- [THE EXERCISE]: Reproduce the following data verbatim, keeping every line and its order unchanged.

═══ DATA TO PROCESS

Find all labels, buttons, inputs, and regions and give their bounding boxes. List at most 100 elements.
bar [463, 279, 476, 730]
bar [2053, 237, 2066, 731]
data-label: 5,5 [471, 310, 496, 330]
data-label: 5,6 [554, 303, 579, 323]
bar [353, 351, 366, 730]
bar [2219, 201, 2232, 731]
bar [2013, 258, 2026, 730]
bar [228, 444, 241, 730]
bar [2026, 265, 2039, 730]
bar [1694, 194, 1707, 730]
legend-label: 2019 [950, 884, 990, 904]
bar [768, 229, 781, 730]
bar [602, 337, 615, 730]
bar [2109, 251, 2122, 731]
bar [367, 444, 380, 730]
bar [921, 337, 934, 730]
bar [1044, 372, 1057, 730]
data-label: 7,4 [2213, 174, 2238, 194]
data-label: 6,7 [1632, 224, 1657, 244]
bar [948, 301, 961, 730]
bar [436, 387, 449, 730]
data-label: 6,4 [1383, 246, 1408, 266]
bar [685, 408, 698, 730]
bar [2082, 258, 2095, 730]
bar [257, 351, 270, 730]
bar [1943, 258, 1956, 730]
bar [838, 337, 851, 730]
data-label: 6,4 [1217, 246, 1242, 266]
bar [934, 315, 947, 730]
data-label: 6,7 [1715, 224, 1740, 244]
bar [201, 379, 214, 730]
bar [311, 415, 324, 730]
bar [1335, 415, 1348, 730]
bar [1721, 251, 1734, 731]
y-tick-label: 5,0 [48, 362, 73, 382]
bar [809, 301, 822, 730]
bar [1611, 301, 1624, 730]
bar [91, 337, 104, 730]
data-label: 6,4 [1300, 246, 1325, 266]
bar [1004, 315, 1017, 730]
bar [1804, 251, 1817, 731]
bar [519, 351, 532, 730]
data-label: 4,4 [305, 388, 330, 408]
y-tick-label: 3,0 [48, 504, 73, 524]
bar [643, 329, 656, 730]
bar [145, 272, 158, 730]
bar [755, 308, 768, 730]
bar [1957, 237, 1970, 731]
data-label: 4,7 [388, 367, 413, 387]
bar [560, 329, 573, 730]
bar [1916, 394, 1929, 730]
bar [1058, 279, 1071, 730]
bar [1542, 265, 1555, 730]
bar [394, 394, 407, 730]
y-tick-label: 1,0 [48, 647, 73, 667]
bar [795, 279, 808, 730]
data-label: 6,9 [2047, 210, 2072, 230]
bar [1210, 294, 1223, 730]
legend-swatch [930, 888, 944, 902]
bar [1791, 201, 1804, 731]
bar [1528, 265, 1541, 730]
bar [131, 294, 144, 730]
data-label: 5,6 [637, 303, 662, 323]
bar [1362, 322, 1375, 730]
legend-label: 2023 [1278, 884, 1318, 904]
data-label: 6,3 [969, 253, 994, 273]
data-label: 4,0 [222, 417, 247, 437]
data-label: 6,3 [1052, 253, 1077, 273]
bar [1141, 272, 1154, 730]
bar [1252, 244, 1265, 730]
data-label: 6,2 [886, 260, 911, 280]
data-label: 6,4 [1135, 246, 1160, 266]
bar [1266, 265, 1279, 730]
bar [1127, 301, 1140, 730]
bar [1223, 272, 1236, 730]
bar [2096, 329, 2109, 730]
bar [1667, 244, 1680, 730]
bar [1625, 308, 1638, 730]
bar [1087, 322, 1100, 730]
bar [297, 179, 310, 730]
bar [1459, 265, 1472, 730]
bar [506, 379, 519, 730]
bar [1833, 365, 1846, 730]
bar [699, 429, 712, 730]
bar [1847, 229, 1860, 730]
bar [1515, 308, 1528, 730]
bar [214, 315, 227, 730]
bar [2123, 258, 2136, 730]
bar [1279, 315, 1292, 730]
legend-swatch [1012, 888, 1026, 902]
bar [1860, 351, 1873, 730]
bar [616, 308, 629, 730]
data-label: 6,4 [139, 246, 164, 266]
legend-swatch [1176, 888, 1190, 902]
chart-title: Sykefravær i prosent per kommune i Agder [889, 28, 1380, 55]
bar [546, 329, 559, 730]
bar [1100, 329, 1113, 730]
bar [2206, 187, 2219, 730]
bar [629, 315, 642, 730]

══════

- [RESPONSE TO THE EXERCISE]:
Find all labels, buttons, inputs, and regions and give their bounding boxes. List at most 100 elements.
bar [463, 279, 476, 730]
bar [2053, 237, 2066, 731]
data-label: 5,5 [471, 310, 496, 330]
data-label: 5,6 [554, 303, 579, 323]
bar [353, 351, 366, 730]
bar [2219, 201, 2232, 731]
bar [2013, 258, 2026, 730]
bar [228, 444, 241, 730]
bar [2026, 265, 2039, 730]
bar [1694, 194, 1707, 730]
legend-label: 2019 [950, 884, 990, 904]
bar [768, 229, 781, 730]
bar [602, 337, 615, 730]
bar [2109, 251, 2122, 731]
bar [367, 444, 380, 730]
bar [921, 337, 934, 730]
bar [1044, 372, 1057, 730]
data-label: 7,4 [2213, 174, 2238, 194]
data-label: 6,7 [1632, 224, 1657, 244]
bar [948, 301, 961, 730]
bar [436, 387, 449, 730]
data-label: 6,4 [1383, 246, 1408, 266]
bar [685, 408, 698, 730]
bar [2082, 258, 2095, 730]
bar [257, 351, 270, 730]
bar [1943, 258, 1956, 730]
bar [838, 337, 851, 730]
data-label: 6,4 [1217, 246, 1242, 266]
bar [934, 315, 947, 730]
data-label: 6,7 [1715, 224, 1740, 244]
bar [201, 379, 214, 730]
bar [311, 415, 324, 730]
bar [1335, 415, 1348, 730]
bar [1721, 251, 1734, 731]
y-tick-label: 5,0 [48, 362, 73, 382]
bar [809, 301, 822, 730]
bar [1611, 301, 1624, 730]
bar [91, 337, 104, 730]
data-label: 6,4 [1300, 246, 1325, 266]
bar [1004, 315, 1017, 730]
bar [1804, 251, 1817, 731]
bar [519, 351, 532, 730]
data-label: 4,4 [305, 388, 330, 408]
y-tick-label: 3,0 [48, 504, 73, 524]
bar [643, 329, 656, 730]
bar [145, 272, 158, 730]
bar [755, 308, 768, 730]
bar [1957, 237, 1970, 731]
data-label: 4,7 [388, 367, 413, 387]
bar [560, 329, 573, 730]
bar [1916, 394, 1929, 730]
bar [1058, 279, 1071, 730]
bar [1542, 265, 1555, 730]
bar [394, 394, 407, 730]
y-tick-label: 1,0 [48, 647, 73, 667]
bar [795, 279, 808, 730]
data-label: 6,9 [2047, 210, 2072, 230]
bar [1210, 294, 1223, 730]
legend-swatch [930, 888, 944, 902]
bar [1791, 201, 1804, 731]
bar [1528, 265, 1541, 730]
bar [131, 294, 144, 730]
data-label: 5,6 [637, 303, 662, 323]
bar [1362, 322, 1375, 730]
legend-label: 2023 [1278, 884, 1318, 904]
data-label: 6,3 [969, 253, 994, 273]
data-label: 4,0 [222, 417, 247, 437]
data-label: 6,3 [1052, 253, 1077, 273]
bar [1141, 272, 1154, 730]
bar [1252, 244, 1265, 730]
data-label: 6,2 [886, 260, 911, 280]
data-label: 6,4 [1135, 246, 1160, 266]
bar [1266, 265, 1279, 730]
bar [1127, 301, 1140, 730]
bar [1223, 272, 1236, 730]
bar [2096, 329, 2109, 730]
bar [1667, 244, 1680, 730]
bar [1625, 308, 1638, 730]
bar [1087, 322, 1100, 730]
bar [297, 179, 310, 730]
bar [1459, 265, 1472, 730]
bar [506, 379, 519, 730]
bar [1833, 365, 1846, 730]
bar [699, 429, 712, 730]
bar [1847, 229, 1860, 730]
bar [1515, 308, 1528, 730]
bar [214, 315, 227, 730]
bar [2123, 258, 2136, 730]
bar [1279, 315, 1292, 730]
legend-swatch [1012, 888, 1026, 902]
bar [1860, 351, 1873, 730]
bar [616, 308, 629, 730]
data-label: 6,4 [139, 246, 164, 266]
legend-swatch [1176, 888, 1190, 902]
chart-title: Sykefravær i prosent per kommune i Agder [889, 28, 1380, 55]
bar [546, 329, 559, 730]
bar [1100, 329, 1113, 730]
bar [2206, 187, 2219, 730]
bar [629, 315, 642, 730]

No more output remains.